Records for this task:
_ _ _ _
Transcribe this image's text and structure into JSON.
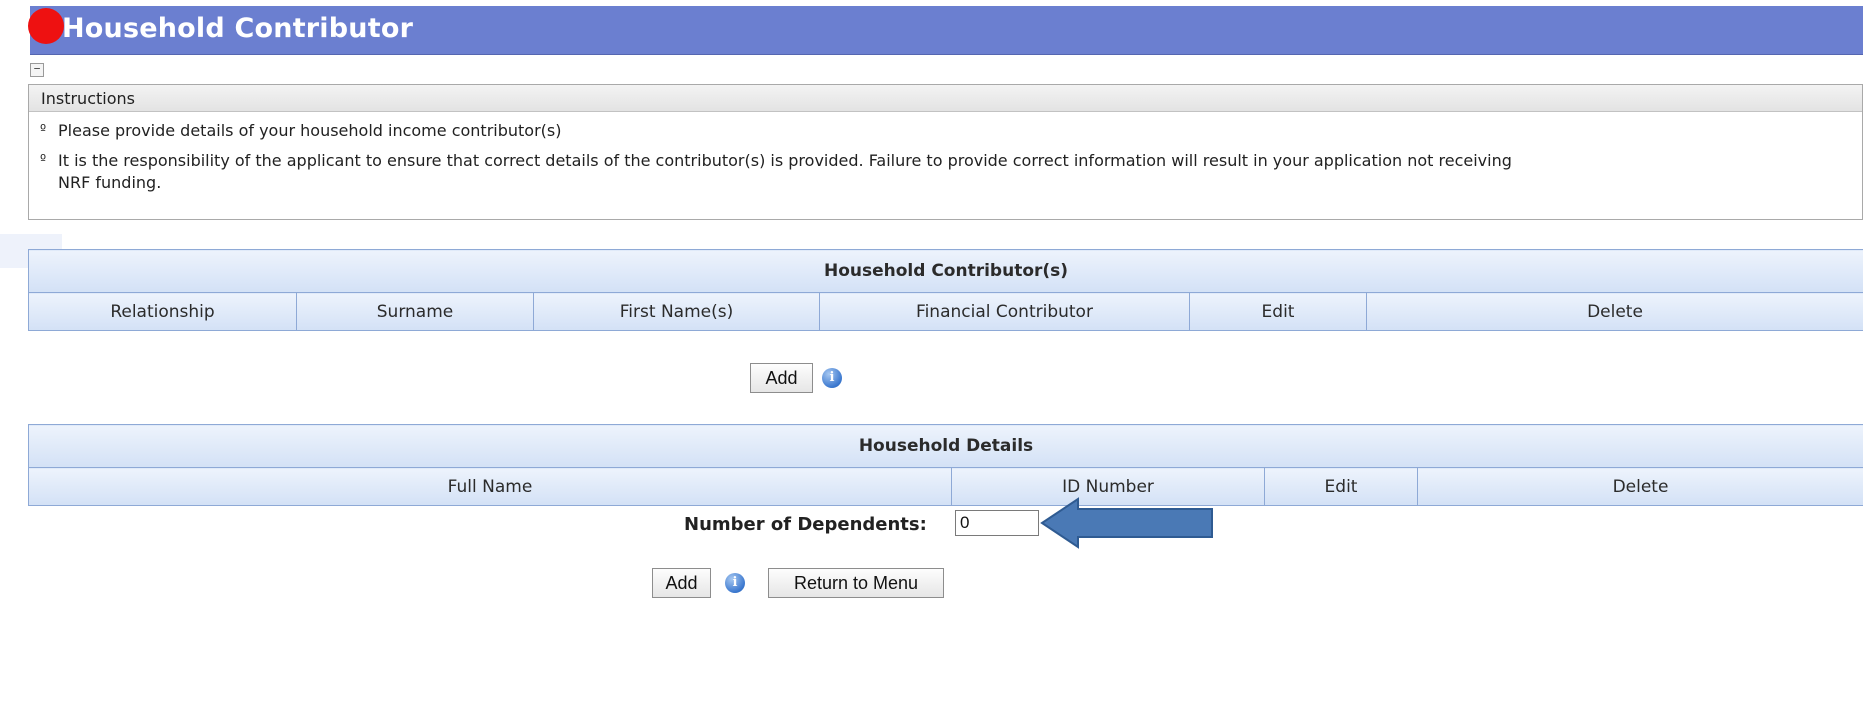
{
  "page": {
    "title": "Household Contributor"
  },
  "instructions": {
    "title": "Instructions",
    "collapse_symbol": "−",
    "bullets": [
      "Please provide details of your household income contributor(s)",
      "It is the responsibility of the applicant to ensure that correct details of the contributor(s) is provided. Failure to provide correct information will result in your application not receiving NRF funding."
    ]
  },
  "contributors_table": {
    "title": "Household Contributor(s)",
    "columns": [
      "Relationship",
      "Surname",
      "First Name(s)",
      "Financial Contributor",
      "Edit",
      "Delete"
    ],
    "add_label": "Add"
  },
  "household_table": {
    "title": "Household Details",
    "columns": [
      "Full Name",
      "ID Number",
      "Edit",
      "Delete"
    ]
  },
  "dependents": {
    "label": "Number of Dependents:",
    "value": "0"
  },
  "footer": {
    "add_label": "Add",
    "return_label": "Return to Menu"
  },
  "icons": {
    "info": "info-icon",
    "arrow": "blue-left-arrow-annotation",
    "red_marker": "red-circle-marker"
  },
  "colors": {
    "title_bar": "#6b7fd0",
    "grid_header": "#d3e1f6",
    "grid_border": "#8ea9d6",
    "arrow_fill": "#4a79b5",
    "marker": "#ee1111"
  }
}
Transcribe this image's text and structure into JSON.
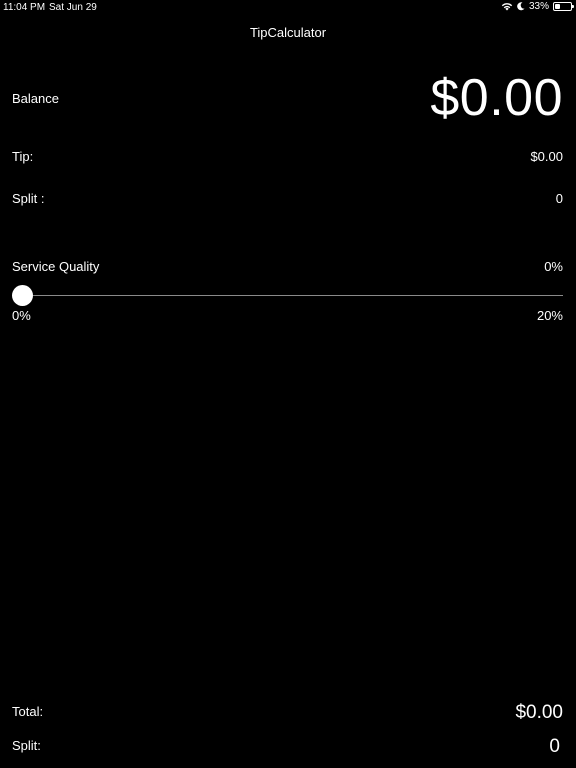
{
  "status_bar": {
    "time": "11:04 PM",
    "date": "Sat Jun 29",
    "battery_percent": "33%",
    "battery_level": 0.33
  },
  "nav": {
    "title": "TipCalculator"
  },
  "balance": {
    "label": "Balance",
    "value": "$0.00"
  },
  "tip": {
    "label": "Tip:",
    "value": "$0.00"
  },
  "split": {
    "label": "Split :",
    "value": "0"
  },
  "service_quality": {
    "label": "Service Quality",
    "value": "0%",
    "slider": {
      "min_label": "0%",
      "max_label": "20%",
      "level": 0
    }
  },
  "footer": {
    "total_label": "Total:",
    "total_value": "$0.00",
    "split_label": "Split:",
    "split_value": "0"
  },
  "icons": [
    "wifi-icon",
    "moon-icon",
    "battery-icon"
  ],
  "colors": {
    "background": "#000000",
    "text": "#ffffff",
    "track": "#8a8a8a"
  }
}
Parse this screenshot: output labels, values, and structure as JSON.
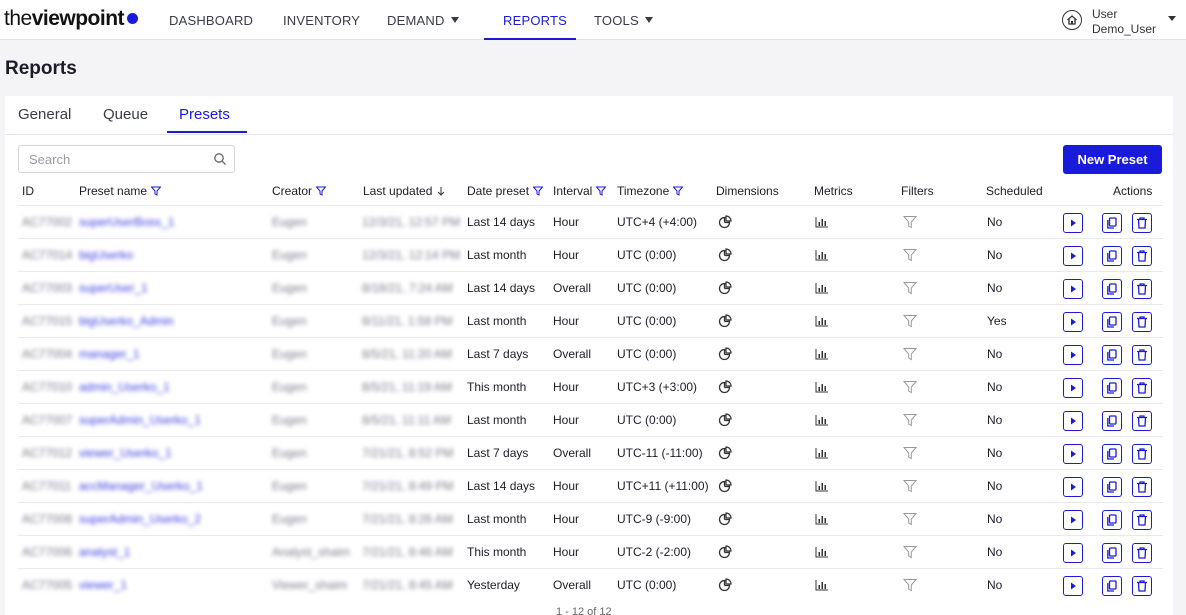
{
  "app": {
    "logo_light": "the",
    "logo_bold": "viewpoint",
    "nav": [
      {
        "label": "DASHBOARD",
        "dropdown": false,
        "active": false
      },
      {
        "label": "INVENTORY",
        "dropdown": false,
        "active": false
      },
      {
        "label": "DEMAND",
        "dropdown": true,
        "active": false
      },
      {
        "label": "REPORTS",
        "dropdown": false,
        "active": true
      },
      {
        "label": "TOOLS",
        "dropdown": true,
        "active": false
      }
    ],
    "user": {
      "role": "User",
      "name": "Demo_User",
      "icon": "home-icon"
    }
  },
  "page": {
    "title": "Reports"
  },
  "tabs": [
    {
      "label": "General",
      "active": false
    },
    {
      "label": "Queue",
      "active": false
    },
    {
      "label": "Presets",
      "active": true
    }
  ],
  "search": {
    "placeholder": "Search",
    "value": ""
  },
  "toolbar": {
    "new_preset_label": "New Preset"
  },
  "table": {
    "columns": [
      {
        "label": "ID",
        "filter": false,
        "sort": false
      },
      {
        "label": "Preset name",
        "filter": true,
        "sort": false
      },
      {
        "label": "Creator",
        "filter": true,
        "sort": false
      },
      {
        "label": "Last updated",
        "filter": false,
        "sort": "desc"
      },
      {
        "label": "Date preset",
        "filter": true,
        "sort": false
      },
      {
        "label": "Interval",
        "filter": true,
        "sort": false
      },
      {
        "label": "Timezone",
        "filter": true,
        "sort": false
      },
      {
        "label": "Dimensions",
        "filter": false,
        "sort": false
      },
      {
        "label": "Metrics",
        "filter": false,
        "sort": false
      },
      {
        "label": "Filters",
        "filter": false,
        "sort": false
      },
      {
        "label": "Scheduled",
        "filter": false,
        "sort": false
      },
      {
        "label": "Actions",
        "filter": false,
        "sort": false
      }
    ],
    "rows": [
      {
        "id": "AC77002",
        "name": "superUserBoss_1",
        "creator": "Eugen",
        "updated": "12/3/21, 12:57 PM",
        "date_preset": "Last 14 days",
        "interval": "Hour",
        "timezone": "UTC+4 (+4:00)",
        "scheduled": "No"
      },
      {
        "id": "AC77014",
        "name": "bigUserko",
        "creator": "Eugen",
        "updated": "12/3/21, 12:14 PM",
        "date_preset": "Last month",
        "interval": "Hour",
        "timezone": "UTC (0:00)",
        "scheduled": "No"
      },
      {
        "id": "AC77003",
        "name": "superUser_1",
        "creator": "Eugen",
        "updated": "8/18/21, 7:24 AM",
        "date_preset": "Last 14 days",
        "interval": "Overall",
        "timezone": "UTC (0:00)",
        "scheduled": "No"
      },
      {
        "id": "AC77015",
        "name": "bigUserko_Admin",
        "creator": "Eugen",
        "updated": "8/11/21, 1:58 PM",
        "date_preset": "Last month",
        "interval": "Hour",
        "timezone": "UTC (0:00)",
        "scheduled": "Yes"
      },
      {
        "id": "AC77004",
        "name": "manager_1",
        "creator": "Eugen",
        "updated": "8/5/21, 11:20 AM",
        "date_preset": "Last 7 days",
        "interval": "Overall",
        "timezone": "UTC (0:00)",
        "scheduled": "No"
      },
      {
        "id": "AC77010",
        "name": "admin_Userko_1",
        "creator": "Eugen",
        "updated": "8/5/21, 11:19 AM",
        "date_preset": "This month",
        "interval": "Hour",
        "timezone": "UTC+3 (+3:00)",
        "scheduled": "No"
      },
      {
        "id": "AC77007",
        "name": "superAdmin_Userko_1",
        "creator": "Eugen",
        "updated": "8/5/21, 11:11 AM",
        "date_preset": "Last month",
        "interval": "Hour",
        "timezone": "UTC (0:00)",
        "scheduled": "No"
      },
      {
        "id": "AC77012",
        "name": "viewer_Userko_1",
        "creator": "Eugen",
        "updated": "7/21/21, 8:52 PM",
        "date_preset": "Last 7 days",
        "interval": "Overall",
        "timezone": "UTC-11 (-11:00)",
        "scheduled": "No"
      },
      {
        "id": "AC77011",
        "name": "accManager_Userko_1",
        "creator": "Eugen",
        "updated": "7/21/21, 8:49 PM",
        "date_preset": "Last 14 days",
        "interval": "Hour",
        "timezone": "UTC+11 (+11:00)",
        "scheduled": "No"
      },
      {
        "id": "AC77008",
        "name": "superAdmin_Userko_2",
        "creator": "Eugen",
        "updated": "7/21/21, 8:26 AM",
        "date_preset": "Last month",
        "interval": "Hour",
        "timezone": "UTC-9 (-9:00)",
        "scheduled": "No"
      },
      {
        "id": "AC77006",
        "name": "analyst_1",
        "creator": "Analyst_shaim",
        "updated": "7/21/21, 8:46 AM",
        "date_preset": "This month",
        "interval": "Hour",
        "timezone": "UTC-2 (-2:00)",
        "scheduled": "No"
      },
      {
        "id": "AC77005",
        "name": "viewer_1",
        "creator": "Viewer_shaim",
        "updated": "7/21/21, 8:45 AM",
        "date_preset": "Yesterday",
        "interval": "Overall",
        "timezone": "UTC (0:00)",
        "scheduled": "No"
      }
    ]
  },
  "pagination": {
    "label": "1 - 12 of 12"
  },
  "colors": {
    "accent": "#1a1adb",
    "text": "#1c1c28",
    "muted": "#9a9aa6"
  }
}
_ _ _ _
Stated problem:
Repeat each entry exactly. Pictures do not belong in the copy.

Solved problem:
Transcribe this image's text and structure into JSON.
{
  "page": {
    "title": "Household Contributor"
  },
  "instructions": {
    "title": "Instructions",
    "collapse_symbol": "−",
    "bullets": [
      "Please provide details of your household income contributor(s)",
      "It is the responsibility of the applicant to ensure that correct details of the contributor(s) is provided. Failure to provide correct information will result in your application not receiving NRF funding."
    ]
  },
  "contributors_table": {
    "title": "Household Contributor(s)",
    "columns": [
      "Relationship",
      "Surname",
      "First Name(s)",
      "Financial Contributor",
      "Edit",
      "Delete"
    ],
    "add_label": "Add"
  },
  "household_table": {
    "title": "Household Details",
    "columns": [
      "Full Name",
      "ID Number",
      "Edit",
      "Delete"
    ]
  },
  "dependents": {
    "label": "Number of Dependents:",
    "value": "0"
  },
  "footer": {
    "add_label": "Add",
    "return_label": "Return to Menu"
  },
  "icons": {
    "info": "info-icon",
    "arrow": "blue-left-arrow-annotation",
    "red_marker": "red-circle-marker"
  },
  "colors": {
    "title_bar": "#6b7fd0",
    "grid_header": "#d3e1f6",
    "grid_border": "#8ea9d6",
    "arrow_fill": "#4a79b5",
    "marker": "#ee1111"
  }
}
Transcribe this image's text and structure into JSON.
{
  "status_bar": {
    "time": "11:04 PM",
    "date": "Sat Jun 29",
    "battery_percent": "33%",
    "battery_level": 0.33
  },
  "nav": {
    "title": "TipCalculator"
  },
  "balance": {
    "label": "Balance",
    "value": "$0.00"
  },
  "tip": {
    "label": "Tip:",
    "value": "$0.00"
  },
  "split": {
    "label": "Split :",
    "value": "0"
  },
  "service_quality": {
    "label": "Service Quality",
    "value": "0%",
    "slider": {
      "min_label": "0%",
      "max_label": "20%",
      "level": 0
    }
  },
  "footer": {
    "total_label": "Total:",
    "total_value": "$0.00",
    "split_label": "Split:",
    "split_value": "0"
  },
  "icons": [
    "wifi-icon",
    "moon-icon",
    "battery-icon"
  ],
  "colors": {
    "background": "#000000",
    "text": "#ffffff",
    "track": "#8a8a8a"
  }
}
Parse this screenshot: output labels, values, and structure as JSON.
{
  "app": {
    "logo_light": "the",
    "logo_bold": "viewpoint",
    "nav": [
      {
        "label": "DASHBOARD",
        "dropdown": false,
        "active": false
      },
      {
        "label": "INVENTORY",
        "dropdown": false,
        "active": false
      },
      {
        "label": "DEMAND",
        "dropdown": true,
        "active": false
      },
      {
        "label": "REPORTS",
        "dropdown": false,
        "active": true
      },
      {
        "label": "TOOLS",
        "dropdown": true,
        "active": false
      }
    ],
    "user": {
      "role": "User",
      "name": "Demo_User",
      "icon": "home-icon"
    }
  },
  "page": {
    "title": "Reports"
  },
  "tabs": [
    {
      "label": "General",
      "active": false
    },
    {
      "label": "Queue",
      "active": false
    },
    {
      "label": "Presets",
      "active": true
    }
  ],
  "search": {
    "placeholder": "Search",
    "value": ""
  },
  "toolbar": {
    "new_preset_label": "New Preset"
  },
  "table": {
    "columns": [
      {
        "label": "ID",
        "filter": false,
        "sort": false
      },
      {
        "label": "Preset name",
        "filter": true,
        "sort": false
      },
      {
        "label": "Creator",
        "filter": true,
        "sort": false
      },
      {
        "label": "Last updated",
        "filter": false,
        "sort": "desc"
      },
      {
        "label": "Date preset",
        "filter": true,
        "sort": false
      },
      {
        "label": "Interval",
        "filter": true,
        "sort": false
      },
      {
        "label": "Timezone",
        "filter": true,
        "sort": false
      },
      {
        "label": "Dimensions",
        "filter": false,
        "sort": false
      },
      {
        "label": "Metrics",
        "filter": false,
        "sort": false
      },
      {
        "label": "Filters",
        "filter": false,
        "sort": false
      },
      {
        "label": "Scheduled",
        "filter": false,
        "sort": false
      },
      {
        "label": "Actions",
        "filter": false,
        "sort": false
      }
    ],
    "rows": [
      {
        "id": "AC77002",
        "name": "superUserBoss_1",
        "creator": "Eugen",
        "updated": "12/3/21, 12:57 PM",
        "date_preset": "Last 14 days",
        "interval": "Hour",
        "timezone": "UTC+4 (+4:00)",
        "scheduled": "No"
      },
      {
        "id": "AC77014",
        "name": "bigUserko",
        "creator": "Eugen",
        "updated": "12/3/21, 12:14 PM",
        "date_preset": "Last month",
        "interval": "Hour",
        "timezone": "UTC (0:00)",
        "scheduled": "No"
      },
      {
        "id": "AC77003",
        "name": "superUser_1",
        "creator": "Eugen",
        "updated": "8/18/21, 7:24 AM",
        "date_preset": "Last 14 days",
        "interval": "Overall",
        "timezone": "UTC (0:00)",
        "scheduled": "No"
      },
      {
        "id": "AC77015",
        "name": "bigUserko_Admin",
        "creator": "Eugen",
        "updated": "8/11/21, 1:58 PM",
        "date_preset": "Last month",
        "interval": "Hour",
        "timezone": "UTC (0:00)",
        "scheduled": "Yes"
      },
      {
        "id": "AC77004",
        "name": "manager_1",
        "creator": "Eugen",
        "updated": "8/5/21, 11:20 AM",
        "date_preset": "Last 7 days",
        "interval": "Overall",
        "timezone": "UTC (0:00)",
        "scheduled": "No"
      },
      {
        "id": "AC77010",
        "name": "admin_Userko_1",
        "creator": "Eugen",
        "updated": "8/5/21, 11:19 AM",
        "date_preset": "This month",
        "interval": "Hour",
        "timezone": "UTC+3 (+3:00)",
        "scheduled": "No"
      },
      {
        "id": "AC77007",
        "name": "superAdmin_Userko_1",
        "creator": "Eugen",
        "updated": "8/5/21, 11:11 AM",
        "date_preset": "Last month",
        "interval": "Hour",
        "timezone": "UTC (0:00)",
        "scheduled": "No"
      },
      {
        "id": "AC77012",
        "name": "viewer_Userko_1",
        "creator": "Eugen",
        "updated": "7/21/21, 8:52 PM",
        "date_preset": "Last 7 days",
        "interval": "Overall",
        "timezone": "UTC-11 (-11:00)",
        "scheduled": "No"
      },
      {
        "id": "AC77011",
        "name": "accManager_Userko_1",
        "creator": "Eugen",
        "updated": "7/21/21, 8:49 PM",
        "date_preset": "Last 14 days",
        "interval": "Hour",
        "timezone": "UTC+11 (+11:00)",
        "scheduled": "No"
      },
      {
        "id": "AC77008",
        "name": "superAdmin_Userko_2",
        "creator": "Eugen",
        "updated": "7/21/21, 8:26 AM",
        "date_preset": "Last month",
        "interval": "Hour",
        "timezone": "UTC-9 (-9:00)",
        "scheduled": "No"
      },
      {
        "id": "AC77006",
        "name": "analyst_1",
        "creator": "Analyst_shaim",
        "updated": "7/21/21, 8:46 AM",
        "date_preset": "This month",
        "interval": "Hour",
        "timezone": "UTC-2 (-2:00)",
        "scheduled": "No"
      },
      {
        "id": "AC77005",
        "name": "viewer_1",
        "creator": "Viewer_shaim",
        "updated": "7/21/21, 8:45 AM",
        "date_preset": "Yesterday",
        "interval": "Overall",
        "timezone": "UTC (0:00)",
        "scheduled": "No"
      }
    ]
  },
  "pagination": {
    "label": "1 - 12 of 12"
  },
  "colors": {
    "accent": "#1a1adb",
    "text": "#1c1c28",
    "muted": "#9a9aa6"
  }
}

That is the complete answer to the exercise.